● The request: Below are the entries; count the lines in them that contain the word "feito" and give only the number.

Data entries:
* begin *

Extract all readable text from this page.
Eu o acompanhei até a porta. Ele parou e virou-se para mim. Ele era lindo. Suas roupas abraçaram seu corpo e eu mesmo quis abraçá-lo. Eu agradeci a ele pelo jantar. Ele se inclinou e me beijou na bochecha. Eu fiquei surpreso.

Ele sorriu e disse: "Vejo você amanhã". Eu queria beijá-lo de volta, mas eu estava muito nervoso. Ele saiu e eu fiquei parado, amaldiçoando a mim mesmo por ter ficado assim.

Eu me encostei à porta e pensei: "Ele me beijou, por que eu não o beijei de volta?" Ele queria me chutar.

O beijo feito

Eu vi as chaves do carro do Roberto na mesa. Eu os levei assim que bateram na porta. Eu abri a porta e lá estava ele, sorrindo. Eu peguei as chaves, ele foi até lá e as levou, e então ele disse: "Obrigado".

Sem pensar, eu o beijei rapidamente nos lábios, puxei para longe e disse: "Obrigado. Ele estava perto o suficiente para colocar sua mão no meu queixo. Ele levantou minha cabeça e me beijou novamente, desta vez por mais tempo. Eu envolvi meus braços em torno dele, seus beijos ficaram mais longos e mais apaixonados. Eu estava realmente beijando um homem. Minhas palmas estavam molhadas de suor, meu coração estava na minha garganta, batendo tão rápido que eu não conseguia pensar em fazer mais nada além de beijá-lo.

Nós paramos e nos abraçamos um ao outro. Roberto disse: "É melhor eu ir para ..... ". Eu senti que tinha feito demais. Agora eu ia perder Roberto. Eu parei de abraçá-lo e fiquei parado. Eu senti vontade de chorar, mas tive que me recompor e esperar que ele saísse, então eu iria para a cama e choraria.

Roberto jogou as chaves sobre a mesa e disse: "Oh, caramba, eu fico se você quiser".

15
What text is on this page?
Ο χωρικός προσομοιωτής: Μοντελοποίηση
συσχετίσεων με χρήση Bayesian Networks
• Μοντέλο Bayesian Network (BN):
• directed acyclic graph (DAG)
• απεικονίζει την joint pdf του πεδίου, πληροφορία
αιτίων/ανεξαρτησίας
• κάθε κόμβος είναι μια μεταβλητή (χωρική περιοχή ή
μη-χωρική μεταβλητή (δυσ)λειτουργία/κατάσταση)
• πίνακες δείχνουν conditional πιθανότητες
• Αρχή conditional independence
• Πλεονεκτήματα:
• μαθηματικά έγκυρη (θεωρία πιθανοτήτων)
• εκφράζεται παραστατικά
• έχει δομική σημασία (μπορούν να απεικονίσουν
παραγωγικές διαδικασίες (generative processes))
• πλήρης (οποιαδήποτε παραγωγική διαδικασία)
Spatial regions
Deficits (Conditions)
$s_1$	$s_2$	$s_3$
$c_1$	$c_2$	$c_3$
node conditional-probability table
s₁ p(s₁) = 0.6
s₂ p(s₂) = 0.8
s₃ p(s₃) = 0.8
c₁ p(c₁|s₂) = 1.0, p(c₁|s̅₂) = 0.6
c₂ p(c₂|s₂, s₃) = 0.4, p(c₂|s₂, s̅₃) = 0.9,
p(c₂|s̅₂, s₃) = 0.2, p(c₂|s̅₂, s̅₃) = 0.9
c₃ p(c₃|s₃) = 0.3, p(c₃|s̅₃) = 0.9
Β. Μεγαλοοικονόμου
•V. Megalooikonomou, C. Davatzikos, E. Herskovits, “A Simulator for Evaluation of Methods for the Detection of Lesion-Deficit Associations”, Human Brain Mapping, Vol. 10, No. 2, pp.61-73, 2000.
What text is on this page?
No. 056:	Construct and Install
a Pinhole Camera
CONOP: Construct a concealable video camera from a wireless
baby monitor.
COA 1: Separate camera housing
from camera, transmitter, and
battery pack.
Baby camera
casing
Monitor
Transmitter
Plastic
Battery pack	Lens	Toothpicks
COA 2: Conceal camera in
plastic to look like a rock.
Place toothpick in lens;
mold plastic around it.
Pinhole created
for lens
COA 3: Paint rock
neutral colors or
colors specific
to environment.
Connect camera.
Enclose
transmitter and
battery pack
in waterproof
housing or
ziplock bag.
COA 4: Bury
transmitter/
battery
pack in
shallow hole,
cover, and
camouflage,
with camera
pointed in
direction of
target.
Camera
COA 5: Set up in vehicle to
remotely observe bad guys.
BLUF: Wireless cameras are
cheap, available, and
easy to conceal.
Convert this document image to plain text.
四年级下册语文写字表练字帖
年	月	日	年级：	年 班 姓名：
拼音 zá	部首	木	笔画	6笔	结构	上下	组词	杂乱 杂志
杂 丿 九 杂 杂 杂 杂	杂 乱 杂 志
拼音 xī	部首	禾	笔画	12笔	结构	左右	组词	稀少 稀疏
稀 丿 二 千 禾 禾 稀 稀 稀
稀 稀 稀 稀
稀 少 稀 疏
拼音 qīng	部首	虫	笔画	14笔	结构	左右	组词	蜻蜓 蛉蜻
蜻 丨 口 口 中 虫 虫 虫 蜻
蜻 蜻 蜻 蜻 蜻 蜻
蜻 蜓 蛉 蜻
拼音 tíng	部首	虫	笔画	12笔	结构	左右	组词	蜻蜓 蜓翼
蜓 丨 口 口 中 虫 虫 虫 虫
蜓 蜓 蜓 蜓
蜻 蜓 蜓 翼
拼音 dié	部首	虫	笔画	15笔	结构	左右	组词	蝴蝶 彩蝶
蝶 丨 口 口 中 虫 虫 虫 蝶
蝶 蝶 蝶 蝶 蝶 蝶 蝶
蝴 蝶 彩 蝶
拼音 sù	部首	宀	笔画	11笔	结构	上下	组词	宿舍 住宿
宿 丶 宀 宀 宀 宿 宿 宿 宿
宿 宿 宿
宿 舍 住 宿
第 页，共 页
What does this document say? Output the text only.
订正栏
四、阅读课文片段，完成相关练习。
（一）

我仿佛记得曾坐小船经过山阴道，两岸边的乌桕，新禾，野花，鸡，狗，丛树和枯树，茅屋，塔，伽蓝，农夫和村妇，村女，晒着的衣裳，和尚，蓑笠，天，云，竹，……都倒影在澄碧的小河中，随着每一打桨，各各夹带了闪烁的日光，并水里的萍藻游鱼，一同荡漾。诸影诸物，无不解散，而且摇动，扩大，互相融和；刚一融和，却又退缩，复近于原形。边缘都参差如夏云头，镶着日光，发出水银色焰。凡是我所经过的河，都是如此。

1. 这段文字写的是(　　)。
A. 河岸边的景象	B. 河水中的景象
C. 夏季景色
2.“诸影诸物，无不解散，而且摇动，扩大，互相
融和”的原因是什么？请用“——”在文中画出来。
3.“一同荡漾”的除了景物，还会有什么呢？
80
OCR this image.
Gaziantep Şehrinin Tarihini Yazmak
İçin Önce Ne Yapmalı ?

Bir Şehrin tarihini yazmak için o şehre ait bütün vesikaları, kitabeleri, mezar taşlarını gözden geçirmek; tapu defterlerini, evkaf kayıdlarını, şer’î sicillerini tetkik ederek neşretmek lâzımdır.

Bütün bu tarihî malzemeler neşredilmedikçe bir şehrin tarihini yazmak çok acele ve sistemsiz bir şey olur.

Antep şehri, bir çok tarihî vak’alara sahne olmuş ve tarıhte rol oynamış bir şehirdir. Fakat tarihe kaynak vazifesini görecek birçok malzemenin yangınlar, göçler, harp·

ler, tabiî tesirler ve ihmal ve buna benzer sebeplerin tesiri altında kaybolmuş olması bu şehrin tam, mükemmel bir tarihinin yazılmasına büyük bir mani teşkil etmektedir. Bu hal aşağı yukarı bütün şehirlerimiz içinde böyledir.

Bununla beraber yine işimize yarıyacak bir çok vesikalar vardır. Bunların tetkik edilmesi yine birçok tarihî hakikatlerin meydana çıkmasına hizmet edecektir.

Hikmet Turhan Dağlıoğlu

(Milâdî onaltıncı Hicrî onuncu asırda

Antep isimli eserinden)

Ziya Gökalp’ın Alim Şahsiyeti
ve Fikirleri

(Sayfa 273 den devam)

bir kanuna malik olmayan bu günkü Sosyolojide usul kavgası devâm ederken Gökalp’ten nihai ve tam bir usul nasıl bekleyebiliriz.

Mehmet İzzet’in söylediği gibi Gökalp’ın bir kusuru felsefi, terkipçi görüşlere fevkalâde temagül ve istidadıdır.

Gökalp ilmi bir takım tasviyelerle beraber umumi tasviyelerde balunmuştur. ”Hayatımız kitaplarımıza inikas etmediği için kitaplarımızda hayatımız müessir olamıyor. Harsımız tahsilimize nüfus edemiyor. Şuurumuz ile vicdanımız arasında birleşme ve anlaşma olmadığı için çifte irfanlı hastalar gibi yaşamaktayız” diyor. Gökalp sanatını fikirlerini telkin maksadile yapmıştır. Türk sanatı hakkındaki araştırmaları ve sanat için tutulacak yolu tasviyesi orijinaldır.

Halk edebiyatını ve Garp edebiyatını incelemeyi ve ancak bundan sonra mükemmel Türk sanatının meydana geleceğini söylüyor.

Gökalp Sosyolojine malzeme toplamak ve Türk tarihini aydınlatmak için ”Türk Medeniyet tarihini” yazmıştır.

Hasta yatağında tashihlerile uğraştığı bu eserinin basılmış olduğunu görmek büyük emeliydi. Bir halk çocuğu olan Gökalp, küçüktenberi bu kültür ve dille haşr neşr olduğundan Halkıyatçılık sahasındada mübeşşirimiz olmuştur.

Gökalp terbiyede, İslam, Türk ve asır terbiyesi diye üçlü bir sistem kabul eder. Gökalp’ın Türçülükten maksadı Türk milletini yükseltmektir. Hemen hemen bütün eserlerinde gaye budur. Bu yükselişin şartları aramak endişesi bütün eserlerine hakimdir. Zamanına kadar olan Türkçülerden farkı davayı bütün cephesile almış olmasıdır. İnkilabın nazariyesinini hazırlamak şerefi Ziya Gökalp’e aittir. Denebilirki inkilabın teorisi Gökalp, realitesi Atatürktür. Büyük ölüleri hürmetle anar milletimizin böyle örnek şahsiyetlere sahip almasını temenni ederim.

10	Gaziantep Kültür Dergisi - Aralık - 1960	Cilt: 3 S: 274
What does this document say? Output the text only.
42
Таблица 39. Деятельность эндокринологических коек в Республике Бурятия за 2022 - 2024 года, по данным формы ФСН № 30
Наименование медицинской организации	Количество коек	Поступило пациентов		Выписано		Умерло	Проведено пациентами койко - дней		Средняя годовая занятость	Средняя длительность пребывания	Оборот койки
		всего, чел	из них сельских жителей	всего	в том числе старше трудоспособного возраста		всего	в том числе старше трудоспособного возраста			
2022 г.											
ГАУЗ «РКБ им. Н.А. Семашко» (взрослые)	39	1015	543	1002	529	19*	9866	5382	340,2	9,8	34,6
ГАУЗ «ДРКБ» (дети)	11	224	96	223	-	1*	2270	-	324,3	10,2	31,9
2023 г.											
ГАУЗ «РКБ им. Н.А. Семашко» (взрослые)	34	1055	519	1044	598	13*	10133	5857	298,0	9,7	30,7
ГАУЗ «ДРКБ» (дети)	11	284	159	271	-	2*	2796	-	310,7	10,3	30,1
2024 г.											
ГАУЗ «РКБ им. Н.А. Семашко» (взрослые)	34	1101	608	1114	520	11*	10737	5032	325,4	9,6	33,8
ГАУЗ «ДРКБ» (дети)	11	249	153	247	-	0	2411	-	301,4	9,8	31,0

* end *

● Correct output: 2